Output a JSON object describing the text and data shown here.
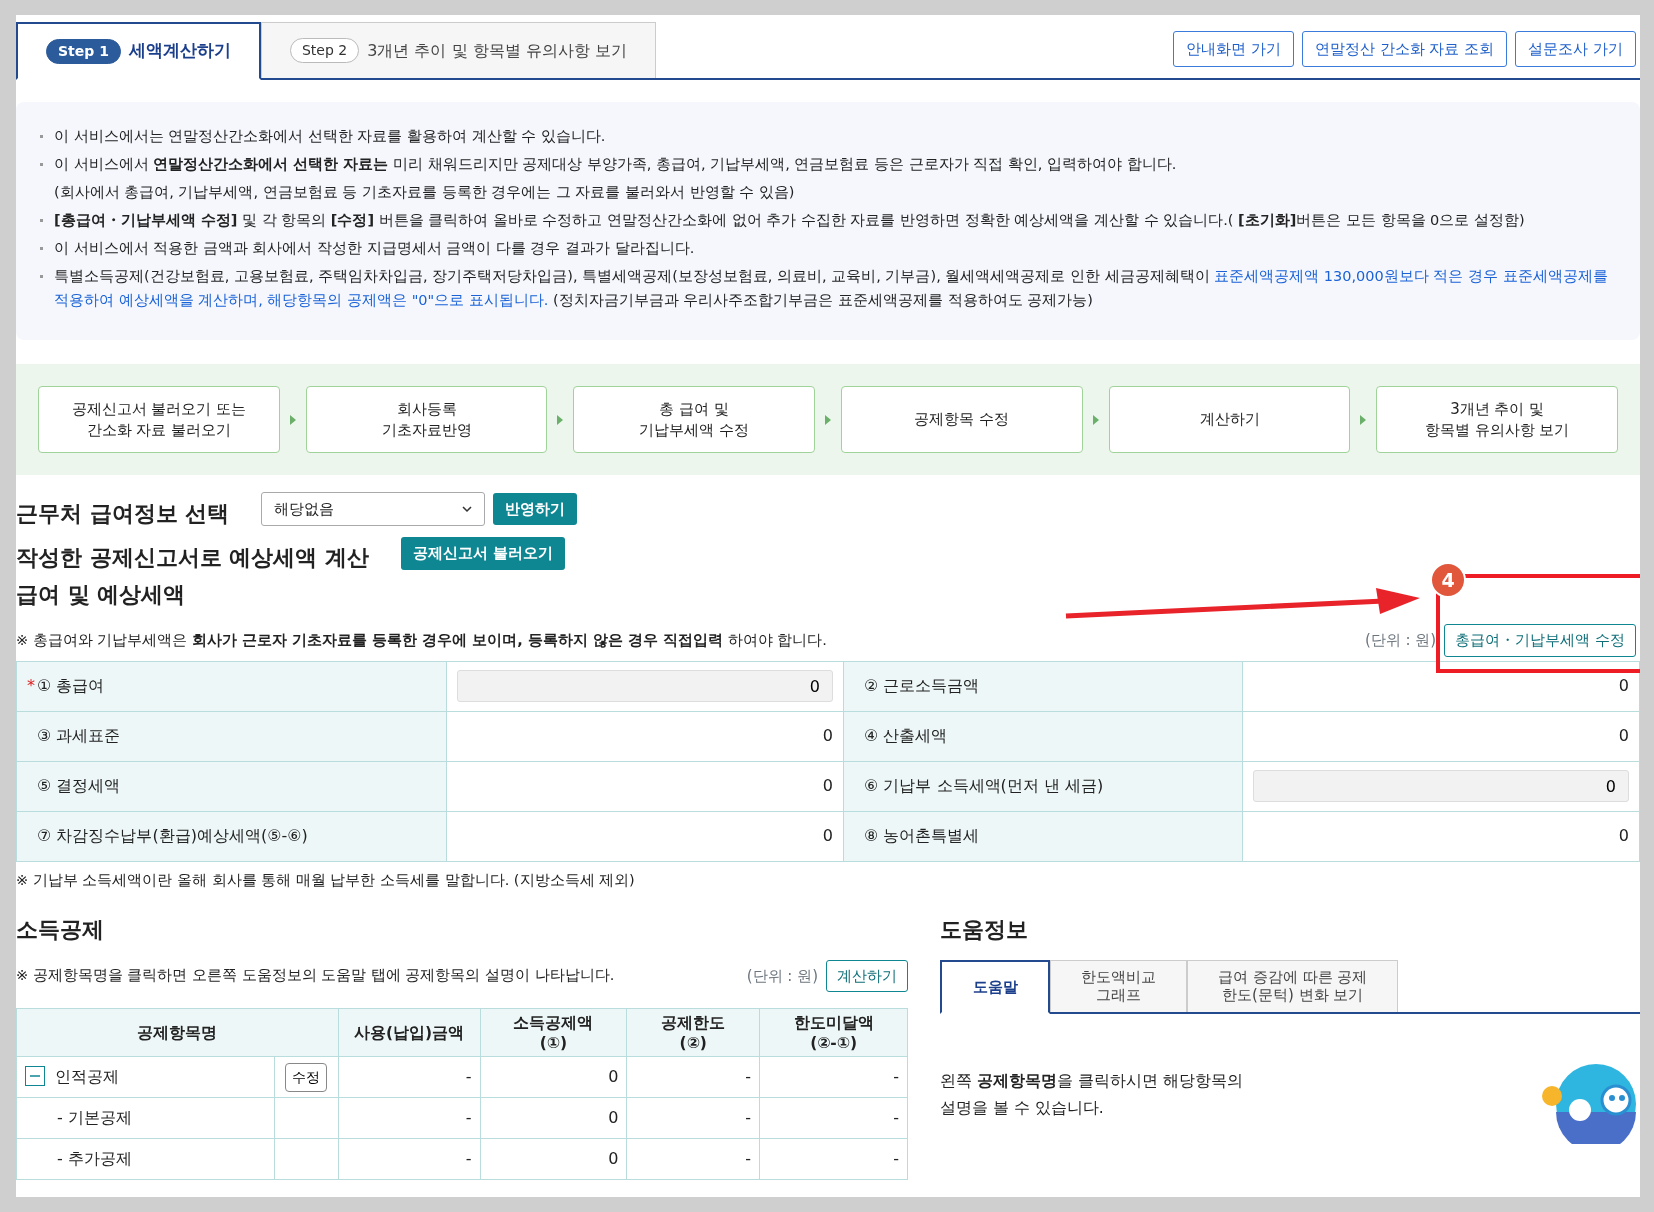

---

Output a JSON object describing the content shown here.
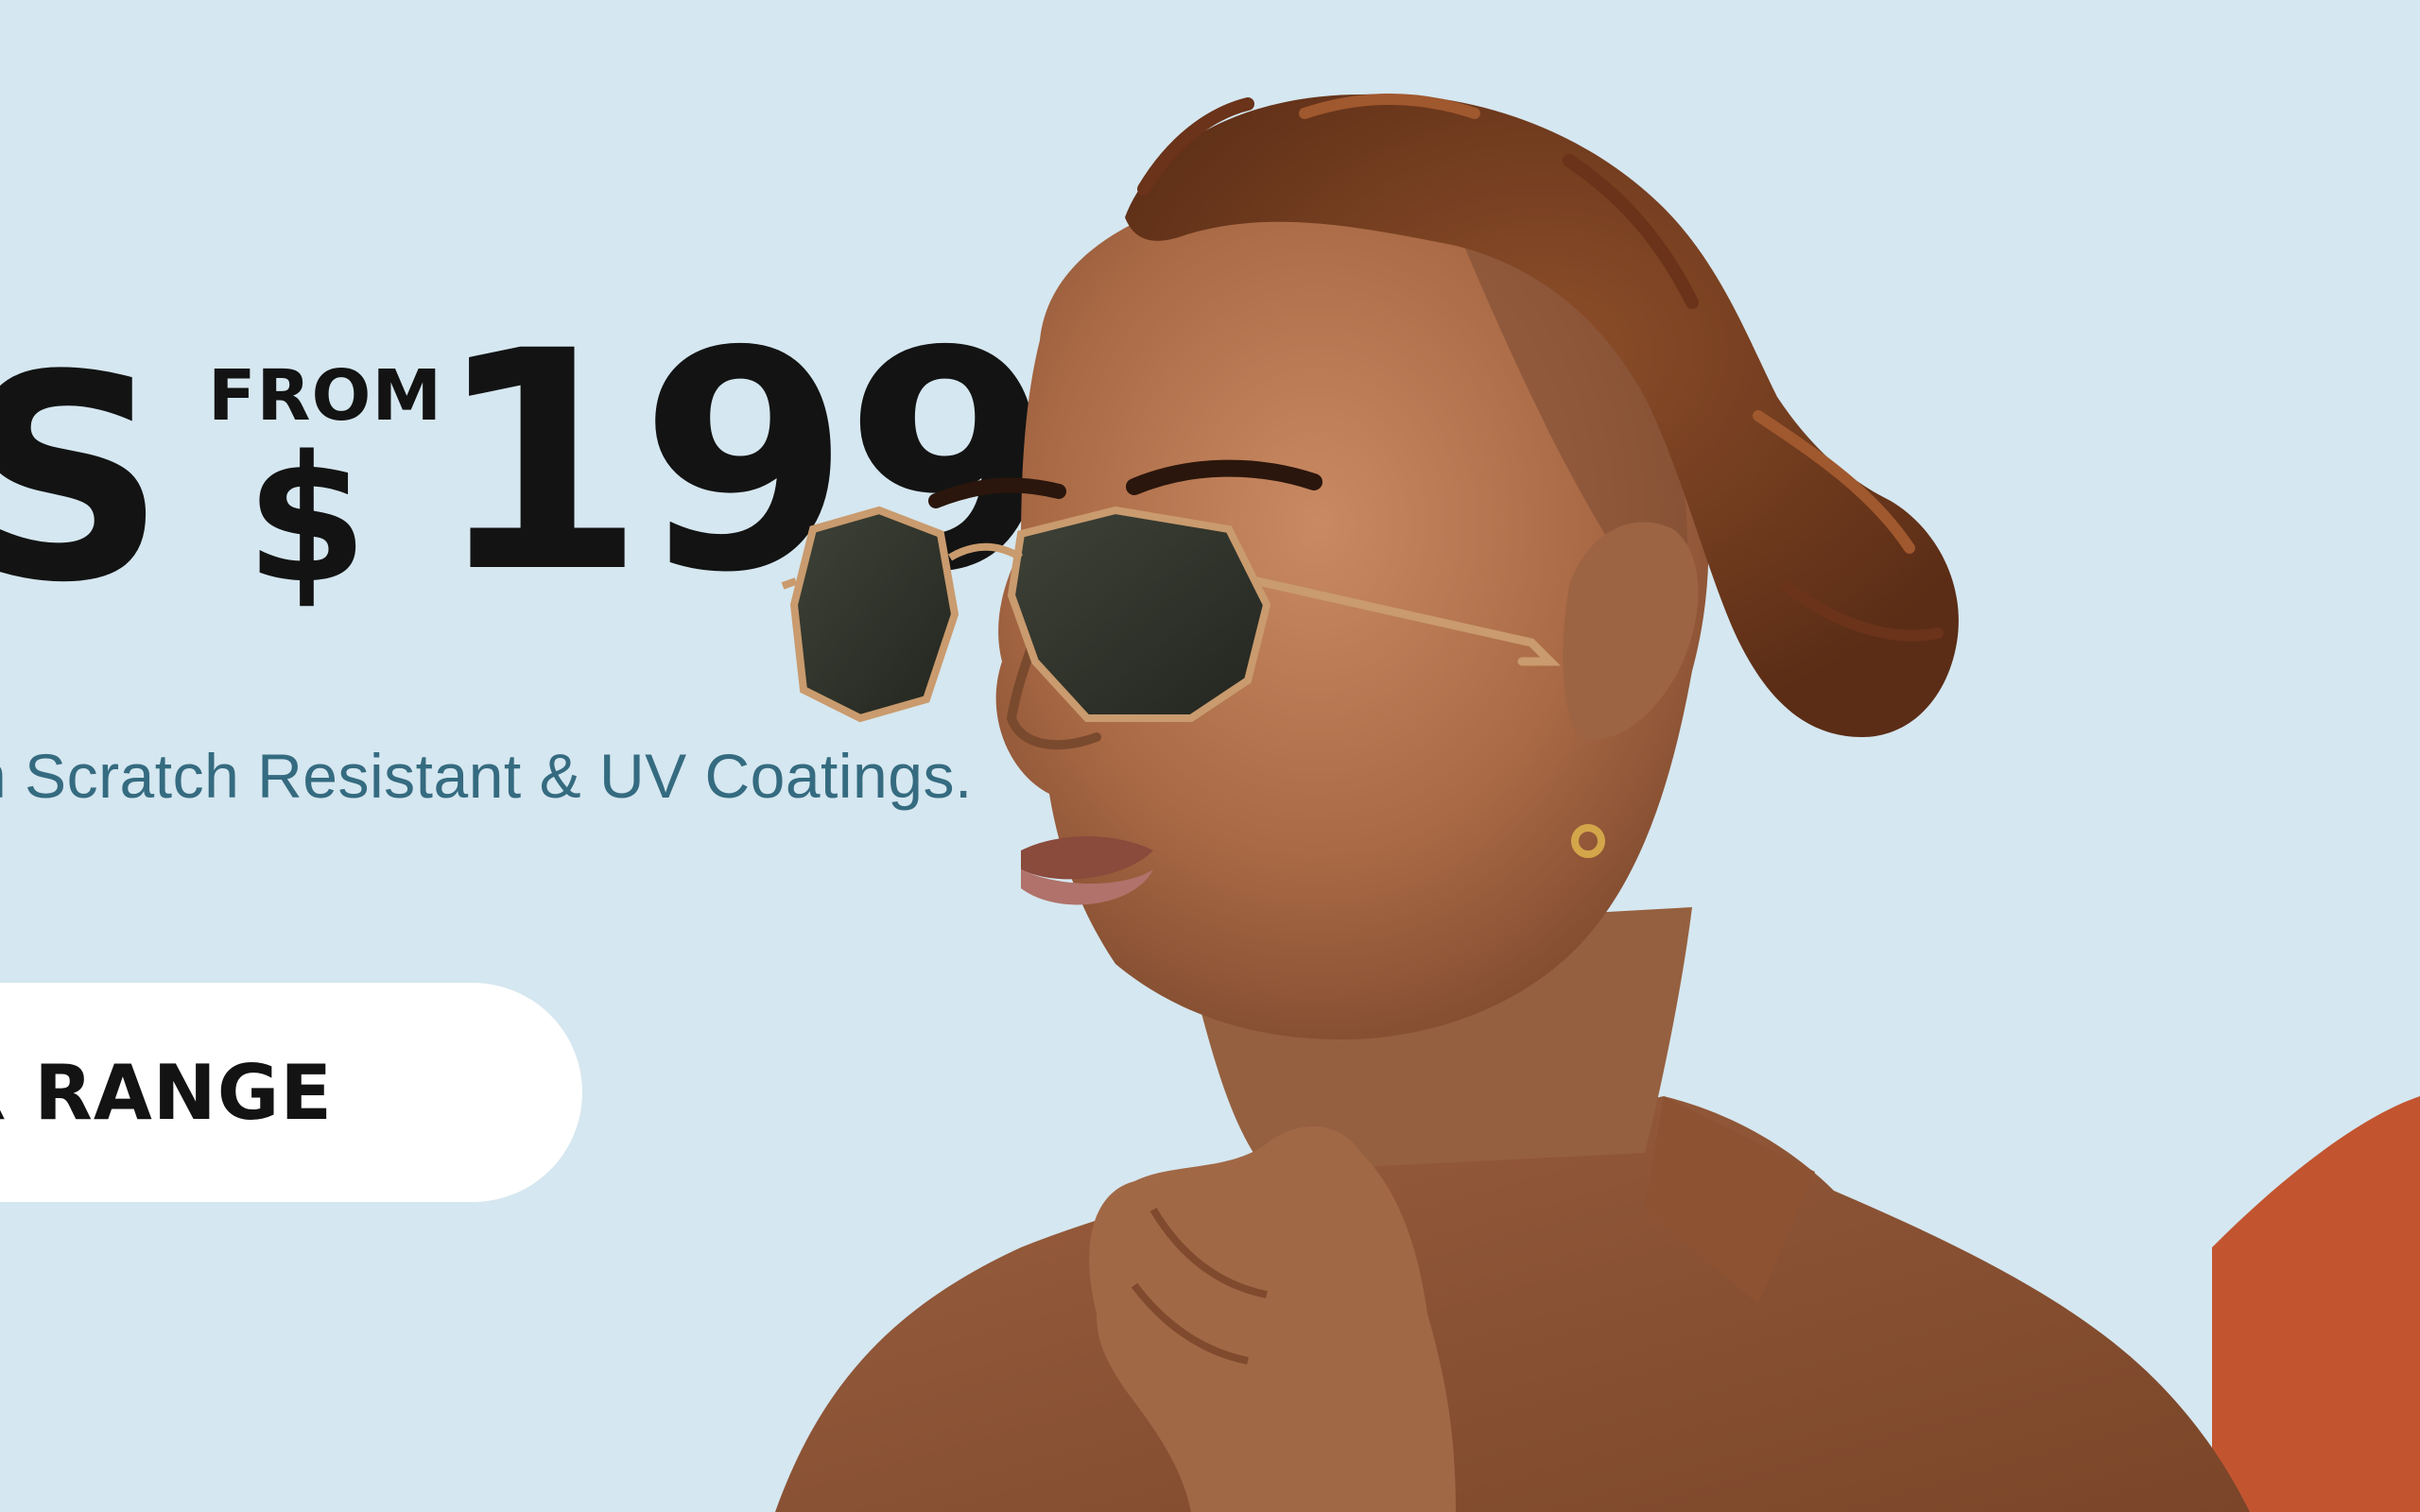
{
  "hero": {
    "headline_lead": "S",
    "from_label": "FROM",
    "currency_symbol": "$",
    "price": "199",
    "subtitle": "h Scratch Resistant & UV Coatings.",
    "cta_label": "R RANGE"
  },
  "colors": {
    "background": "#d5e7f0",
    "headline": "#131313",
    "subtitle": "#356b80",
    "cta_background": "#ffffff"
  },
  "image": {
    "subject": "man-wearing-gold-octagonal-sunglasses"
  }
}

* * *

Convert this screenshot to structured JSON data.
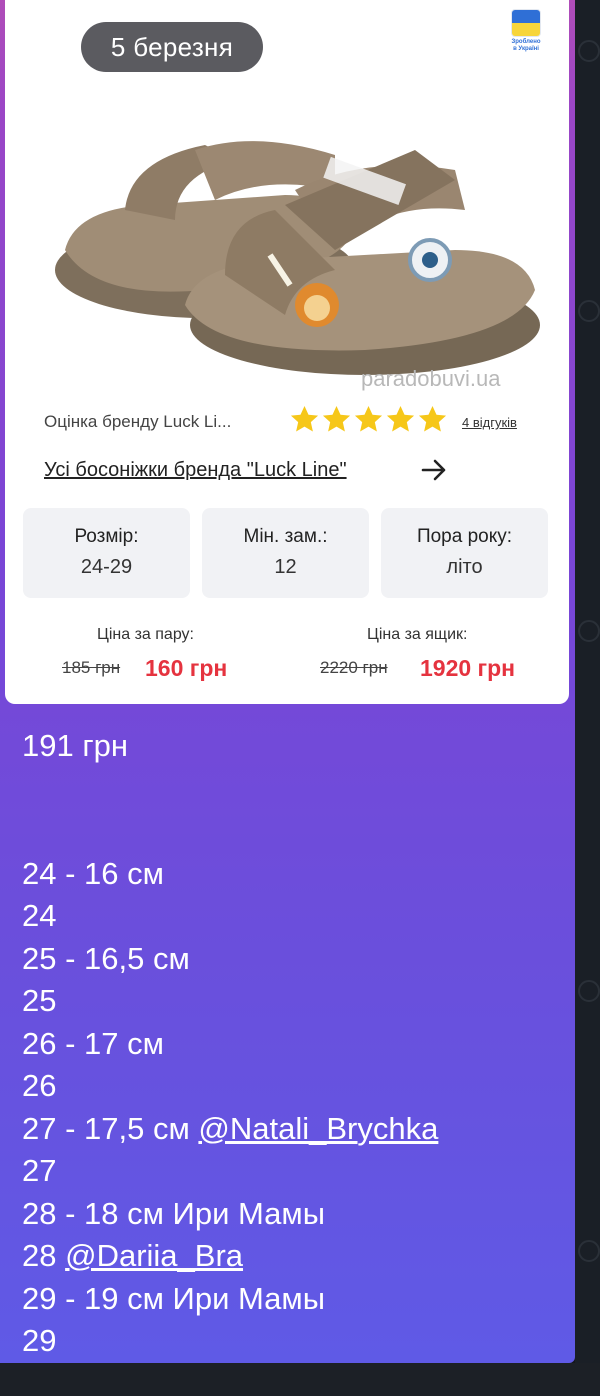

■ **Work instructions**
Give only the number of lines that include the word "data".

■ **Complete response**
2